-- begin --

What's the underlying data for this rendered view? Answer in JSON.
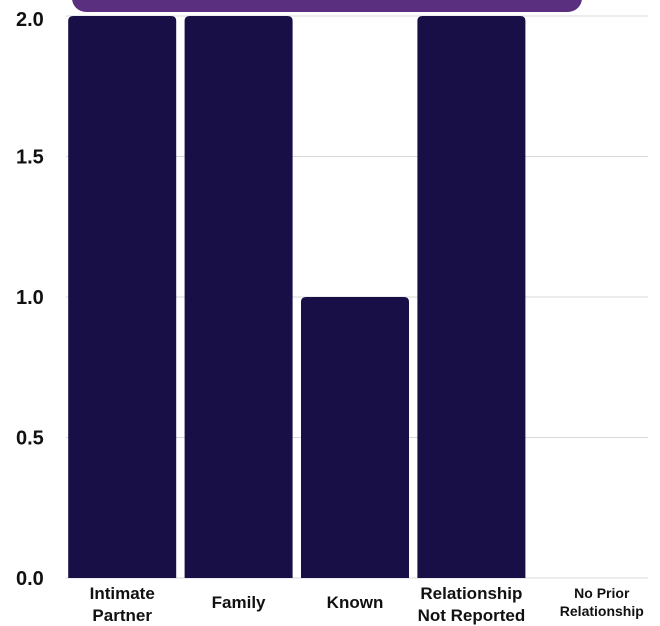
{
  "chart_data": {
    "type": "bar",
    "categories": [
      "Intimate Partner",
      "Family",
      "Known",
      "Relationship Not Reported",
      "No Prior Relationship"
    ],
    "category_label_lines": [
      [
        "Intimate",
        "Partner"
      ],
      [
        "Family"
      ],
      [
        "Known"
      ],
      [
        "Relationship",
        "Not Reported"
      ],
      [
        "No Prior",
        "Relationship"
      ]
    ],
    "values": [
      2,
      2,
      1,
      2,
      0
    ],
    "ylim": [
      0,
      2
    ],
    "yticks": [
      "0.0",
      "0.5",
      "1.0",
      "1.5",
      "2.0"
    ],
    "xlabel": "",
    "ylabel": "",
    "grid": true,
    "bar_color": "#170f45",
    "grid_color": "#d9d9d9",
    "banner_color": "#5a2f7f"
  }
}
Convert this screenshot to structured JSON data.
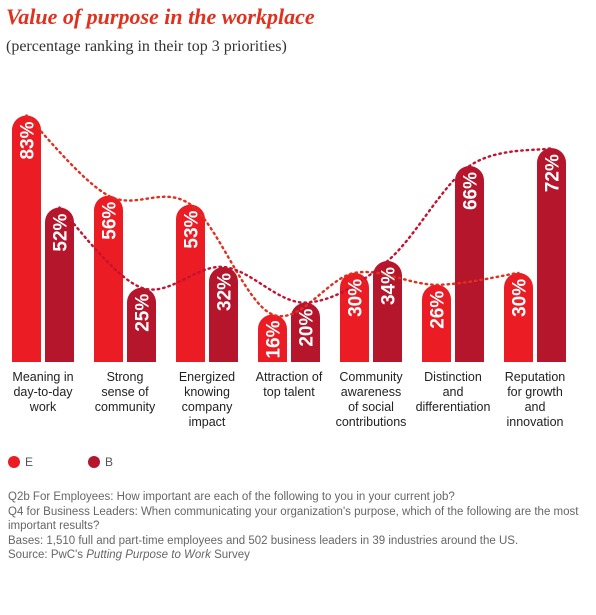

-- end --
-- begin --

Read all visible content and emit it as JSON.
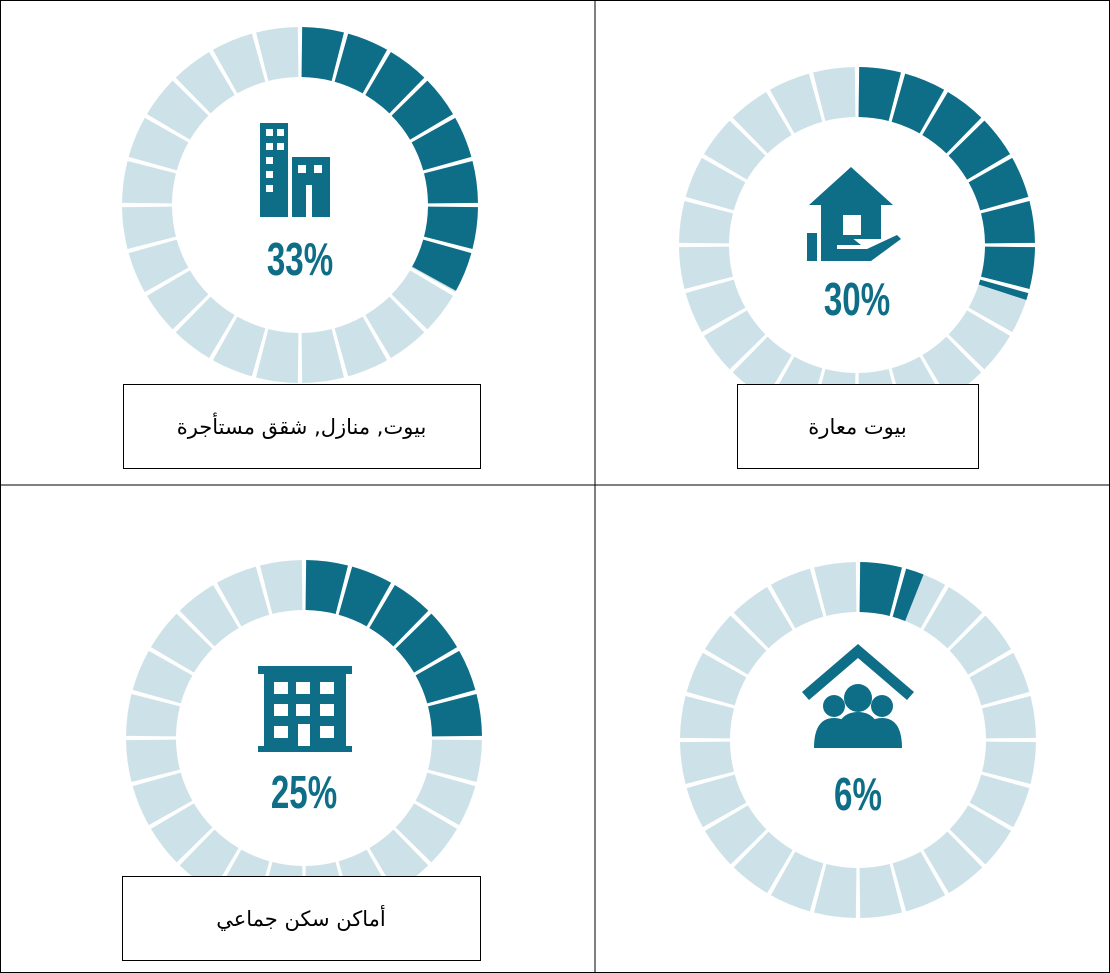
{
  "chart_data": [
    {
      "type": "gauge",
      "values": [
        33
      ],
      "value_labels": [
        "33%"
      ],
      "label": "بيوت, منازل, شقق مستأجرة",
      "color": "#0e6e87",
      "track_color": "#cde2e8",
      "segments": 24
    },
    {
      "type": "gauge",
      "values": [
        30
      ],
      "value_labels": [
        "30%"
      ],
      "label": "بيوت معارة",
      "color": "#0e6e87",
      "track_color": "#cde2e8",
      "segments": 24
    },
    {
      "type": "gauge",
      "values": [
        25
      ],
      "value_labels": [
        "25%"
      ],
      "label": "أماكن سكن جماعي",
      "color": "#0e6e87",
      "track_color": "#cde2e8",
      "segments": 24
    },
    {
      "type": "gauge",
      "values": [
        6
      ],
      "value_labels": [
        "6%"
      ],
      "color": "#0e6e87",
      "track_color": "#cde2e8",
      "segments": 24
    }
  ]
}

-- end --

• Written exercise
Working from the entries above, reproduce exactly and only the lines beginning with the line that has "What's the underlying" and ending with the line that has "Convert this screenshot"; omit all pictures.

• Result
What's the underlying data for this rendered view? Answer in JSON.
{
  "chart_data": {
    "type": "bar",
    "categories": [
      "Intimate Partner",
      "Family",
      "Known",
      "Relationship Not Reported",
      "No Prior Relationship"
    ],
    "category_label_lines": [
      [
        "Intimate",
        "Partner"
      ],
      [
        "Family"
      ],
      [
        "Known"
      ],
      [
        "Relationship",
        "Not Reported"
      ],
      [
        "No Prior",
        "Relationship"
      ]
    ],
    "values": [
      2,
      2,
      1,
      2,
      0
    ],
    "ylim": [
      0,
      2
    ],
    "yticks": [
      "0.0",
      "0.5",
      "1.0",
      "1.5",
      "2.0"
    ],
    "xlabel": "",
    "ylabel": "",
    "grid": true,
    "bar_color": "#170f45",
    "grid_color": "#d9d9d9",
    "banner_color": "#5a2f7f"
  }
}
Convert this screenshot to structured JSON data.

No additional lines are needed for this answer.